§ **AIM**
Records follow. Copy every line with "Body".

§ **DATA PROVIDED**
begin
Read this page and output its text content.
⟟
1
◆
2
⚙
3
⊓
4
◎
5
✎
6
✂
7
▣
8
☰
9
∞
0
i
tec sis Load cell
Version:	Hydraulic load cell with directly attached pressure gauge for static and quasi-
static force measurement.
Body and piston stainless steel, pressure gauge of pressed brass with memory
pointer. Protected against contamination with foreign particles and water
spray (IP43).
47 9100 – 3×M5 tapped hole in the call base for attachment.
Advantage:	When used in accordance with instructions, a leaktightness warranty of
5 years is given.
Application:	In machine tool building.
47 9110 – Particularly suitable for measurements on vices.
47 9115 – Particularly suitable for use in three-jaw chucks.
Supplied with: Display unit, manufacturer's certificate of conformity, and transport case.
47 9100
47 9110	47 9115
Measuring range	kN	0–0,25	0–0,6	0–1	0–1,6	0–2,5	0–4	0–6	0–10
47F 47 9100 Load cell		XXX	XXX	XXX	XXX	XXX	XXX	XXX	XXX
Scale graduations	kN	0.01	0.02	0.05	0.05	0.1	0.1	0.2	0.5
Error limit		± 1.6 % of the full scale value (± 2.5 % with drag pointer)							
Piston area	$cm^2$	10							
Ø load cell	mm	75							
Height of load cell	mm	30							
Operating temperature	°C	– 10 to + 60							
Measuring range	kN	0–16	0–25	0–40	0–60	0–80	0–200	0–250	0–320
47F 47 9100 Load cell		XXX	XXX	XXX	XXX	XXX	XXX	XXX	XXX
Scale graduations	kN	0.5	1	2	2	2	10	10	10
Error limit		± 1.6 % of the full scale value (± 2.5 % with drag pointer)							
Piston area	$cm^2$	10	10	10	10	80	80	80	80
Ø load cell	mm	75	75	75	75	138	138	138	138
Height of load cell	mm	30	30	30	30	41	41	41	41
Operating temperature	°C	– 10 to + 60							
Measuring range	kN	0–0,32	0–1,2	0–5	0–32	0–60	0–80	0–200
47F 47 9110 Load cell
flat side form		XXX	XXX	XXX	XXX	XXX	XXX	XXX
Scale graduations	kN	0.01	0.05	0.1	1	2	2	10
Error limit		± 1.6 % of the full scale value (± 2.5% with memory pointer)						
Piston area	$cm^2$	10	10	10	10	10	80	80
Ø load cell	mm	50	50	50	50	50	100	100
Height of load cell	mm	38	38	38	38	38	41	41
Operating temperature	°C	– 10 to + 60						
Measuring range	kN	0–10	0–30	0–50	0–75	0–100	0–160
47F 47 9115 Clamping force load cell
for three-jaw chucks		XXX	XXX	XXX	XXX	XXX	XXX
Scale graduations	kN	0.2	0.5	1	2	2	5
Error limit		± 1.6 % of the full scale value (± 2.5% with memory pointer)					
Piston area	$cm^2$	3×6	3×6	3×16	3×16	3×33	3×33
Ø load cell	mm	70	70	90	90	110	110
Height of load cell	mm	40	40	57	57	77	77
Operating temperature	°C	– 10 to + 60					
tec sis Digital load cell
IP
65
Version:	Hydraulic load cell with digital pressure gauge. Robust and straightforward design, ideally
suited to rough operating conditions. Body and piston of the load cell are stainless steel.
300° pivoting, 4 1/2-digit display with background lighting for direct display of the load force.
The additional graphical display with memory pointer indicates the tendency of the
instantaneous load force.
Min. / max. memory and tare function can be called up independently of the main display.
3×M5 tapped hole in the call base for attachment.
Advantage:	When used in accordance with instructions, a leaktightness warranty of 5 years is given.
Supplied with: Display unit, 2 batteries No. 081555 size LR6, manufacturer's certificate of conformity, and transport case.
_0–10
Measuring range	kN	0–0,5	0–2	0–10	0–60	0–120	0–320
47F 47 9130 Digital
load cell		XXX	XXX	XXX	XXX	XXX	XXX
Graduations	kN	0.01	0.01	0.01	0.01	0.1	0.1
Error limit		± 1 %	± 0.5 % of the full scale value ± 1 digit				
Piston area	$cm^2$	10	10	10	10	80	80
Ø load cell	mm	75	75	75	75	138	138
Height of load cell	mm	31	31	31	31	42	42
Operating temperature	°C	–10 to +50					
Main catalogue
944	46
end
begin
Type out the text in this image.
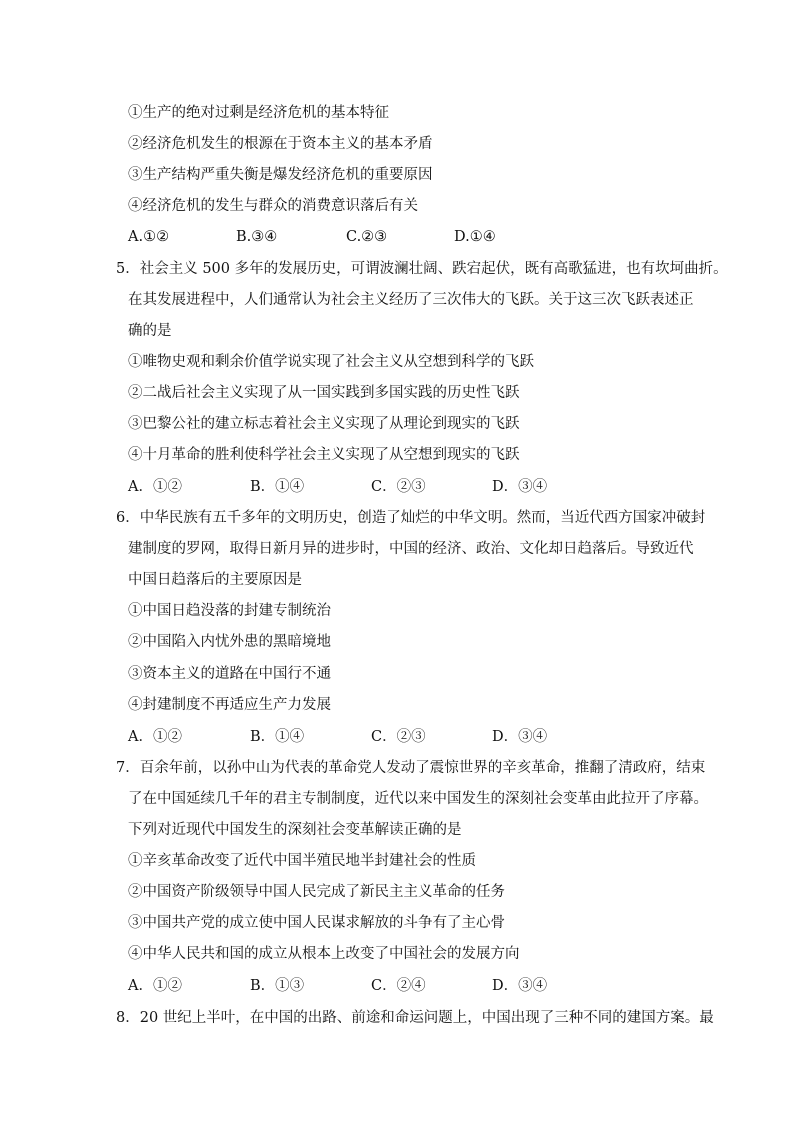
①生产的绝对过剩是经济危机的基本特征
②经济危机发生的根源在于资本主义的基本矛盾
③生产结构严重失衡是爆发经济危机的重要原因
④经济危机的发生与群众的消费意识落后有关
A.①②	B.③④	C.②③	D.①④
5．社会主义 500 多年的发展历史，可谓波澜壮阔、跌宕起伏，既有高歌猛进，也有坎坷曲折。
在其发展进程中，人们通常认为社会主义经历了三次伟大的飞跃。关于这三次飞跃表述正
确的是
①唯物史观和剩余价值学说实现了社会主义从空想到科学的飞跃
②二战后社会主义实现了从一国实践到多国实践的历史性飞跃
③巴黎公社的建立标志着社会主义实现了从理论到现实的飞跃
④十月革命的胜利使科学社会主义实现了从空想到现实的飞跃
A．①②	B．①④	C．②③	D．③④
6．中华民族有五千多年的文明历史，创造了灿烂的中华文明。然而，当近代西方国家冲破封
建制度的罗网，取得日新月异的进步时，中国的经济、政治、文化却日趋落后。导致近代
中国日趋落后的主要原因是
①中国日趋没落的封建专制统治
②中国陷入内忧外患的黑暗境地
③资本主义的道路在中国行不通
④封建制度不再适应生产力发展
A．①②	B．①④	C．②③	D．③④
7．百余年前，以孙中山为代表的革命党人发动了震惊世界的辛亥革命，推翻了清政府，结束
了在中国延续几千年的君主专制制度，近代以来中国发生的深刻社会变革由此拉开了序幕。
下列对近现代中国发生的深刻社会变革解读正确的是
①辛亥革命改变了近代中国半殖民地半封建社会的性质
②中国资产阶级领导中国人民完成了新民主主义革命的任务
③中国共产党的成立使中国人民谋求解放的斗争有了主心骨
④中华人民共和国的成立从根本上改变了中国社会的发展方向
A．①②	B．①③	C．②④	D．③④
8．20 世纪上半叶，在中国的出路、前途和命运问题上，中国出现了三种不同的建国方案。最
end
begin
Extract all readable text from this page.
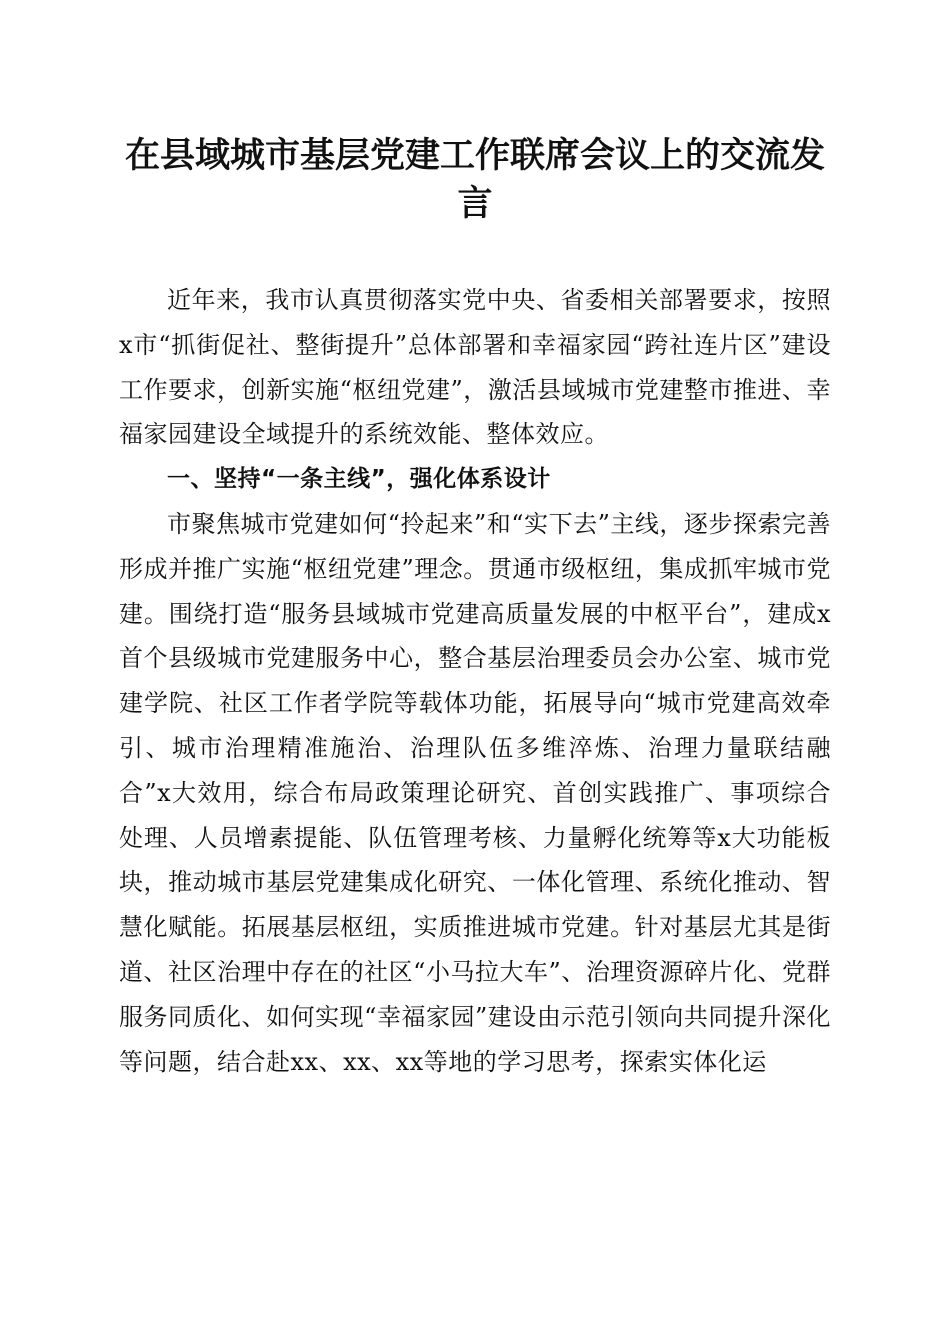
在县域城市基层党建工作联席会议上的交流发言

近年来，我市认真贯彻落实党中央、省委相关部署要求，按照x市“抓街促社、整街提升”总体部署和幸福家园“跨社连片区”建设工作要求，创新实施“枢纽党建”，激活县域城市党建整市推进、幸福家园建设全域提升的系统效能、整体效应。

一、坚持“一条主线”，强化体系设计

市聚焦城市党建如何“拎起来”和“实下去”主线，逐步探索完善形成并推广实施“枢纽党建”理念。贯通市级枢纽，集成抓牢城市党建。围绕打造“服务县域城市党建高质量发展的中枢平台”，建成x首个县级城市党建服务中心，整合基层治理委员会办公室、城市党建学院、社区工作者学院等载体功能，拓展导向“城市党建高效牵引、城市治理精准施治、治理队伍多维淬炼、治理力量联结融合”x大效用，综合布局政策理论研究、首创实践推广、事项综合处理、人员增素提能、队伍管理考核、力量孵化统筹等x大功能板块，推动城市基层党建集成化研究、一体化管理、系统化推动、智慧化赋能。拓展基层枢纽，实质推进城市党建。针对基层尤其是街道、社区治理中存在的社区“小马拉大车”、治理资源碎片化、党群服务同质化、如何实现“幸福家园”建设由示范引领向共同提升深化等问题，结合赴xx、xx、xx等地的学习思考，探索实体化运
end
§ **EXERCISE RESPONSE**
Body and piston stainless steel, pressure gauge of pressed brass with memory
suited to rough operating conditions. Body and piston of the load cell are stainless steel.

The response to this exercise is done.